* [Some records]
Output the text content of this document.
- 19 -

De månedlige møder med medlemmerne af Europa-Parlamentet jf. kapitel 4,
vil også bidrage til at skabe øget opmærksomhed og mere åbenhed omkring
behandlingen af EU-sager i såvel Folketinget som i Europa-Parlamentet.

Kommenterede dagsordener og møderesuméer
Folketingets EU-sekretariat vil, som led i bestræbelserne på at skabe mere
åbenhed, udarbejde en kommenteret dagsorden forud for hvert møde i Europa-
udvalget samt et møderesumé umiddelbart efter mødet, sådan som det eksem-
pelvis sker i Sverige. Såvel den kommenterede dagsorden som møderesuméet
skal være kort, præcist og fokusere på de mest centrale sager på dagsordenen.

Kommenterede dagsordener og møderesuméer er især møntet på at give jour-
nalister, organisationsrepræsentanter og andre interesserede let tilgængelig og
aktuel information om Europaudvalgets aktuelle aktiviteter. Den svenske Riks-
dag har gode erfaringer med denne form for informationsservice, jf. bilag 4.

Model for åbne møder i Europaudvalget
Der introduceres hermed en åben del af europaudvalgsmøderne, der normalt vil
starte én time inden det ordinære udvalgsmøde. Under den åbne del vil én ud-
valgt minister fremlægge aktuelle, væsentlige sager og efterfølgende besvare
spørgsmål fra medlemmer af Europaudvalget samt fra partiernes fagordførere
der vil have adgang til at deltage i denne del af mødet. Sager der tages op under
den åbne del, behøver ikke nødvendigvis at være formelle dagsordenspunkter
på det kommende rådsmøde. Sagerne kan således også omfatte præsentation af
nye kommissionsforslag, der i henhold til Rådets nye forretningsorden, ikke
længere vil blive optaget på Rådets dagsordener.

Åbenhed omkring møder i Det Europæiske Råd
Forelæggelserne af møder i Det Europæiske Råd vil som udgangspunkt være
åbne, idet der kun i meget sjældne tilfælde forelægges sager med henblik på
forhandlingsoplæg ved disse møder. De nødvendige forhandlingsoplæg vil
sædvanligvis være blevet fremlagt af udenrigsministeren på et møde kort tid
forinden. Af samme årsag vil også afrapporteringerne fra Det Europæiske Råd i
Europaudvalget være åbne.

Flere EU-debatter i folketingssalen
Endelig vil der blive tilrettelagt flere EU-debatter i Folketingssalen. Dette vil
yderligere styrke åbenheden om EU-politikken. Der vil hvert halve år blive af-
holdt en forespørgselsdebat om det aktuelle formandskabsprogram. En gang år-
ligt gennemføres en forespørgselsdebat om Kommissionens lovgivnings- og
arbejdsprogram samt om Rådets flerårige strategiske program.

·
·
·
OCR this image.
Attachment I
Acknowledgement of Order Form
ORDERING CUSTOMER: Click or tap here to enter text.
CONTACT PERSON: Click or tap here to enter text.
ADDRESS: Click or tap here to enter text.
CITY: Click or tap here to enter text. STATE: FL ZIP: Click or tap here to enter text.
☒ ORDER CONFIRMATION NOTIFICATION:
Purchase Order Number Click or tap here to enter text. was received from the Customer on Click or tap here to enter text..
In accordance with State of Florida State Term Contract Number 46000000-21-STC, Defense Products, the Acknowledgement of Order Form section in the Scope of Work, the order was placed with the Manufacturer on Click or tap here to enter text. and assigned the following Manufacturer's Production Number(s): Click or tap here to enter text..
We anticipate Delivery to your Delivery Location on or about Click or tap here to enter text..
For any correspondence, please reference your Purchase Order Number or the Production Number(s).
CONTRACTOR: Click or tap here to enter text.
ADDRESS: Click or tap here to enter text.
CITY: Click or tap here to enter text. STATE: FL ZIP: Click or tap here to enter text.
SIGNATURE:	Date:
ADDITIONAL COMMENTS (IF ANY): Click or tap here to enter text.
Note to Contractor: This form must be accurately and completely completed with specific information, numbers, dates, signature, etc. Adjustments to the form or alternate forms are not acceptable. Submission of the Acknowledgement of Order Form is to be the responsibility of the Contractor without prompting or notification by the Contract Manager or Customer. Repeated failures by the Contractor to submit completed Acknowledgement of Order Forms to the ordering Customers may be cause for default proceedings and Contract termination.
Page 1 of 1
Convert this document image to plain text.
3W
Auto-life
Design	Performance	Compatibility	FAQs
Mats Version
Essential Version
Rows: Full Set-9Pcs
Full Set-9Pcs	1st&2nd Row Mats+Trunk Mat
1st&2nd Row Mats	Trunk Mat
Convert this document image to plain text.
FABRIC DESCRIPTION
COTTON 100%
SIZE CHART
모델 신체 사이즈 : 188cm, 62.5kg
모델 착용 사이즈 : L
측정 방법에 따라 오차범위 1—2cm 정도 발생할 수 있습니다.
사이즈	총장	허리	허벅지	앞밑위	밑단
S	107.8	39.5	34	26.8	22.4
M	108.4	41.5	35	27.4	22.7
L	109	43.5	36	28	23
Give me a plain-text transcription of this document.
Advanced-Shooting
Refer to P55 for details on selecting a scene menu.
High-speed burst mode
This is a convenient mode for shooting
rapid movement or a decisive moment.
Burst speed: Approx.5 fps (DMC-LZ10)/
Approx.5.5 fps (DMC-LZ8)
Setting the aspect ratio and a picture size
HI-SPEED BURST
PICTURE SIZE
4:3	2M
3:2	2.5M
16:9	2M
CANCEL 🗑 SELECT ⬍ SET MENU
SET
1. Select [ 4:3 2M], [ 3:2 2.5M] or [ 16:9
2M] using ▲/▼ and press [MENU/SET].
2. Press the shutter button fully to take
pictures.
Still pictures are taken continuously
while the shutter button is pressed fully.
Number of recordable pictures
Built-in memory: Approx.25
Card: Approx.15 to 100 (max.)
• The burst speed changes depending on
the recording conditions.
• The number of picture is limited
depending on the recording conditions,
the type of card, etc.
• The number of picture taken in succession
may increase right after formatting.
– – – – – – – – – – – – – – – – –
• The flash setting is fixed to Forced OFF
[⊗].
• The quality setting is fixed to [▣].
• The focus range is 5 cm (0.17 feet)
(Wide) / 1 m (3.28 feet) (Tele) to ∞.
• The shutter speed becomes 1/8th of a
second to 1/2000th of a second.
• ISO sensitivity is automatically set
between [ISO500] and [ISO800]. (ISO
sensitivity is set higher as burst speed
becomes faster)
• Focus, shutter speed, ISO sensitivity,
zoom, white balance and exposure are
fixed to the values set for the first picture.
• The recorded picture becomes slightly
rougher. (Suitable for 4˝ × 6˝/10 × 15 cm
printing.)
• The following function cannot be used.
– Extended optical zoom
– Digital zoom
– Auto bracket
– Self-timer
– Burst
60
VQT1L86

* [Directions] Reproduce every line of the data verbatim.

* [Answer to this task]
Output the text content of this document.
- 19 -

De månedlige møder med medlemmerne af Europa-Parlamentet jf. kapitel 4,
vil også bidrage til at skabe øget opmærksomhed og mere åbenhed omkring
behandlingen af EU-sager i såvel Folketinget som i Europa-Parlamentet.

Kommenterede dagsordener og møderesuméer
Folketingets EU-sekretariat vil, som led i bestræbelserne på at skabe mere
åbenhed, udarbejde en kommenteret dagsorden forud for hvert møde i Europa-
udvalget samt et møderesumé umiddelbart efter mødet, sådan som det eksem-
pelvis sker i Sverige. Såvel den kommenterede dagsorden som møderesuméet
skal være kort, præcist og fokusere på de mest centrale sager på dagsordenen.

Kommenterede dagsordener og møderesuméer er især møntet på at give jour-
nalister, organisationsrepræsentanter og andre interesserede let tilgængelig og
aktuel information om Europaudvalgets aktuelle aktiviteter. Den svenske Riks-
dag har gode erfaringer med denne form for informationsservice, jf. bilag 4.

Model for åbne møder i Europaudvalget
Der introduceres hermed en åben del af europaudvalgsmøderne, der normalt vil
starte én time inden det ordinære udvalgsmøde. Under den åbne del vil én ud-
valgt minister fremlægge aktuelle, væsentlige sager og efterfølgende besvare
spørgsmål fra medlemmer af Europaudvalget samt fra partiernes fagordførere
der vil have adgang til at deltage i denne del af mødet. Sager der tages op under
den åbne del, behøver ikke nødvendigvis at være formelle dagsordenspunkter
på det kommende rådsmøde. Sagerne kan således også omfatte præsentation af
nye kommissionsforslag, der i henhold til Rådets nye forretningsorden, ikke
længere vil blive optaget på Rådets dagsordener.

Åbenhed omkring møder i Det Europæiske Råd
Forelæggelserne af møder i Det Europæiske Råd vil som udgangspunkt være
åbne, idet der kun i meget sjældne tilfælde forelægges sager med henblik på
forhandlingsoplæg ved disse møder. De nødvendige forhandlingsoplæg vil
sædvanligvis være blevet fremlagt af udenrigsministeren på et møde kort tid
forinden. Af samme årsag vil også afrapporteringerne fra Det Europæiske Råd i
Europaudvalget være åbne.

Flere EU-debatter i folketingssalen
Endelig vil der blive tilrettelagt flere EU-debatter i Folketingssalen. Dette vil
yderligere styrke åbenheden om EU-politikken. Der vil hvert halve år blive af-
holdt en forespørgselsdebat om det aktuelle formandskabsprogram. En gang år-
ligt gennemføres en forespørgselsdebat om Kommissionens lovgivnings- og
arbejdsprogram samt om Rådets flerårige strategiske program.

·
·
·
OCR this image.
Attachment I
Acknowledgement of Order Form
ORDERING CUSTOMER: Click or tap here to enter text.
CONTACT PERSON: Click or tap here to enter text.
ADDRESS: Click or tap here to enter text.
CITY: Click or tap here to enter text. STATE: FL ZIP: Click or tap here to enter text.
☒ ORDER CONFIRMATION NOTIFICATION:
Purchase Order Number Click or tap here to enter text. was received from the Customer on Click or tap here to enter text..
In accordance with State of Florida State Term Contract Number 46000000-21-STC, Defense Products, the Acknowledgement of Order Form section in the Scope of Work, the order was placed with the Manufacturer on Click or tap here to enter text. and assigned the following Manufacturer's Production Number(s): Click or tap here to enter text..
We anticipate Delivery to your Delivery Location on or about Click or tap here to enter text..
For any correspondence, please reference your Purchase Order Number or the Production Number(s).
CONTRACTOR: Click or tap here to enter text.
ADDRESS: Click or tap here to enter text.
CITY: Click or tap here to enter text. STATE: FL ZIP: Click or tap here to enter text.
SIGNATURE:	Date:
ADDITIONAL COMMENTS (IF ANY): Click or tap here to enter text.
Note to Contractor: This form must be accurately and completely completed with specific information, numbers, dates, signature, etc. Adjustments to the form or alternate forms are not acceptable. Submission of the Acknowledgement of Order Form is to be the responsibility of the Contractor without prompting or notification by the Contract Manager or Customer. Repeated failures by the Contractor to submit completed Acknowledgement of Order Forms to the ordering Customers may be cause for default proceedings and Contract termination.
Page 1 of 1
Convert this document image to plain text.
3W
Auto-life
Design	Performance	Compatibility	FAQs
Mats Version
Essential Version
Rows: Full Set-9Pcs
Full Set-9Pcs	1st&2nd Row Mats+Trunk Mat
1st&2nd Row Mats	Trunk Mat
Convert this document image to plain text.
FABRIC DESCRIPTION
COTTON 100%
SIZE CHART
모델 신체 사이즈 : 188cm, 62.5kg
모델 착용 사이즈 : L
측정 방법에 따라 오차범위 1—2cm 정도 발생할 수 있습니다.
사이즈	총장	허리	허벅지	앞밑위	밑단
S	107.8	39.5	34	26.8	22.4
M	108.4	41.5	35	27.4	22.7
L	109	43.5	36	28	23
Give me a plain-text transcription of this document.
Advanced-Shooting
Refer to P55 for details on selecting a scene menu.
High-speed burst mode
This is a convenient mode for shooting
rapid movement or a decisive moment.
Burst speed: Approx.5 fps (DMC-LZ10)/
Approx.5.5 fps (DMC-LZ8)
Setting the aspect ratio and a picture size
HI-SPEED BURST
PICTURE SIZE
4:3	2M
3:2	2.5M
16:9	2M
CANCEL 🗑 SELECT ⬍ SET MENU
SET
1. Select [ 4:3 2M], [ 3:2 2.5M] or [ 16:9
2M] using ▲/▼ and press [MENU/SET].
2. Press the shutter button fully to take
pictures.
Still pictures are taken continuously
while the shutter button is pressed fully.
Number of recordable pictures
Built-in memory: Approx.25
Card: Approx.15 to 100 (max.)
• The burst speed changes depending on
the recording conditions.
• The number of picture is limited
depending on the recording conditions,
the type of card, etc.
• The number of picture taken in succession
may increase right after formatting.
– – – – – – – – – – – – – – – – –
• The flash setting is fixed to Forced OFF
[⊗].
• The quality setting is fixed to [▣].
• The focus range is 5 cm (0.17 feet)
(Wide) / 1 m (3.28 feet) (Tele) to ∞.
• The shutter speed becomes 1/8th of a
second to 1/2000th of a second.
• ISO sensitivity is automatically set
between [ISO500] and [ISO800]. (ISO
sensitivity is set higher as burst speed
becomes faster)
• Focus, shutter speed, ISO sensitivity,
zoom, white balance and exposure are
fixed to the values set for the first picture.
• The recorded picture becomes slightly
rougher. (Suitable for 4˝ × 6˝/10 × 15 cm
printing.)
• The following function cannot be used.
– Extended optical zoom
– Digital zoom
– Auto bracket
– Self-timer
– Burst
60
VQT1L86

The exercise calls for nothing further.